AIM OF THE EXERCISE
Find all lines in the listing that include the word "KULLANICI", then copy them.

+--

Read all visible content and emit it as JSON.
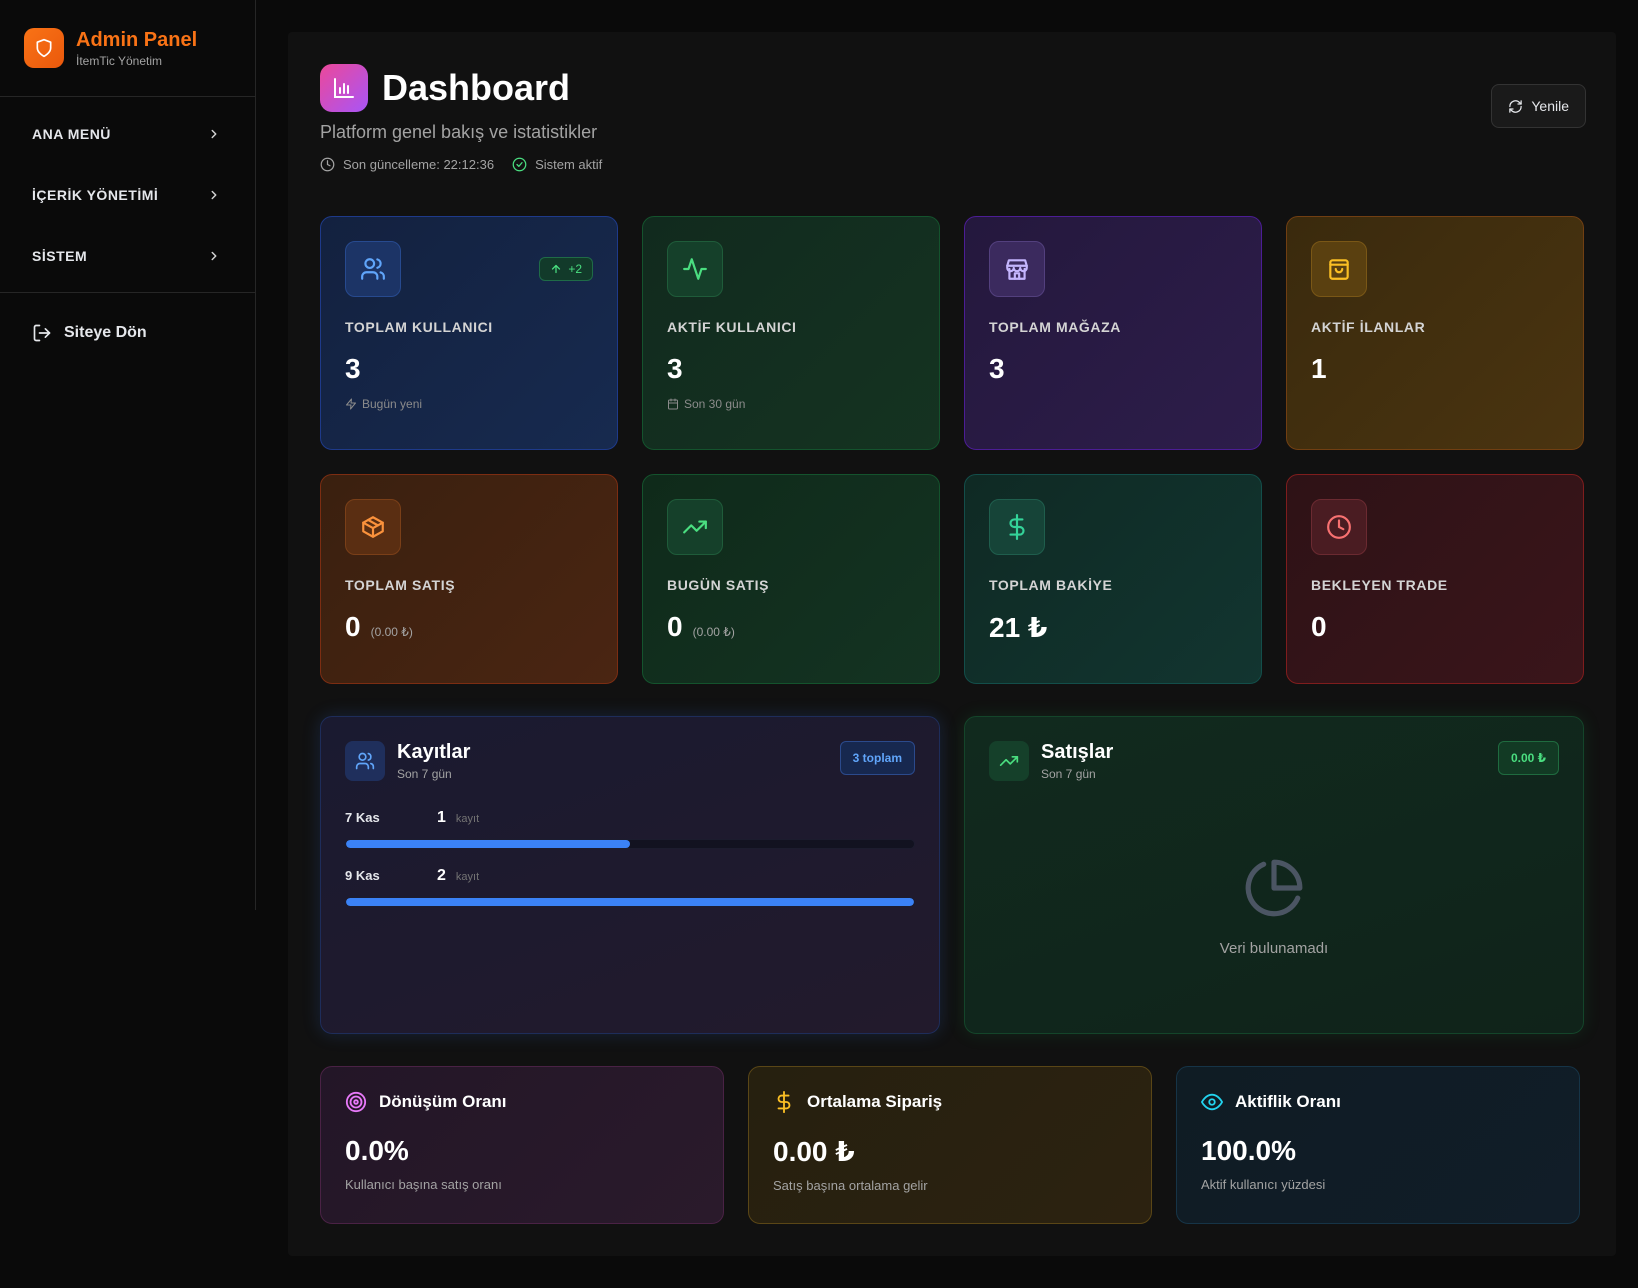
{
  "sidebar": {
    "brand_title": "Admin Panel",
    "brand_subtitle": "İtemTic Yönetim",
    "items": [
      {
        "label": "ANA MENÜ"
      },
      {
        "label": "İÇERİK YÖNETİMİ"
      },
      {
        "label": "SİSTEM"
      }
    ],
    "back_label": "Siteye Dön"
  },
  "header": {
    "title": "Dashboard",
    "subtitle": "Platform genel bakış ve istatistikler",
    "last_update": "Son güncelleme: 22:12:36",
    "status": "Sistem aktif",
    "refresh_label": "Yenile"
  },
  "stats": [
    {
      "label": "TOPLAM KULLANICI",
      "value": "3",
      "note": "Bugün yeni",
      "badge": "+2",
      "icon": "users-icon",
      "color": "#60a5fa"
    },
    {
      "label": "AKTİF KULLANICI",
      "value": "3",
      "note": "Son 30 gün",
      "icon": "activity-icon",
      "color": "#4ade80"
    },
    {
      "label": "TOPLAM MAĞAZA",
      "value": "3",
      "icon": "store-icon",
      "color": "#c4b5fd"
    },
    {
      "label": "AKTİF İLANLAR",
      "value": "1",
      "icon": "shopping-bag-icon",
      "color": "#fbbf24"
    },
    {
      "label": "TOPLAM SATIŞ",
      "value": "0",
      "extra": "(0.00 ₺)",
      "icon": "package-icon",
      "color": "#fb923c"
    },
    {
      "label": "BUGÜN SATIŞ",
      "value": "0",
      "extra": "(0.00 ₺)",
      "icon": "trending-up-icon",
      "color": "#4ade80"
    },
    {
      "label": "TOPLAM BAKİYE",
      "value": "21 ₺",
      "icon": "dollar-icon",
      "color": "#34d399"
    },
    {
      "label": "BEKLEYEN TRADE",
      "value": "0",
      "icon": "clock-icon",
      "color": "#f87171"
    }
  ],
  "registrations": {
    "title": "Kayıtlar",
    "subtitle": "Son 7 gün",
    "badge": "3 toplam",
    "unit": "kayıt",
    "max": 2,
    "rows": [
      {
        "date": "7 Kas",
        "count": 1
      },
      {
        "date": "9 Kas",
        "count": 2
      }
    ]
  },
  "sales": {
    "title": "Satışlar",
    "subtitle": "Son 7 gün",
    "badge": "0.00 ₺",
    "empty_text": "Veri bulunamadı"
  },
  "metrics": [
    {
      "title": "Dönüşüm Oranı",
      "value": "0.0%",
      "desc": "Kullanıcı başına satış oranı",
      "icon": "target-icon",
      "color": "#e879f9"
    },
    {
      "title": "Ortalama Sipariş",
      "value": "0.00 ₺",
      "desc": "Satış başına ortalama gelir",
      "icon": "dollar-icon",
      "color": "#fbbf24"
    },
    {
      "title": "Aktiflik Oranı",
      "value": "100.0%",
      "desc": "Aktif kullanıcı yüzdesi",
      "icon": "eye-icon",
      "color": "#22d3ee"
    }
  ]
}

+--

FULL OUTPUT
      "label": "TOPLAM KULLANICI",
      "label": "AKTİF KULLANICI",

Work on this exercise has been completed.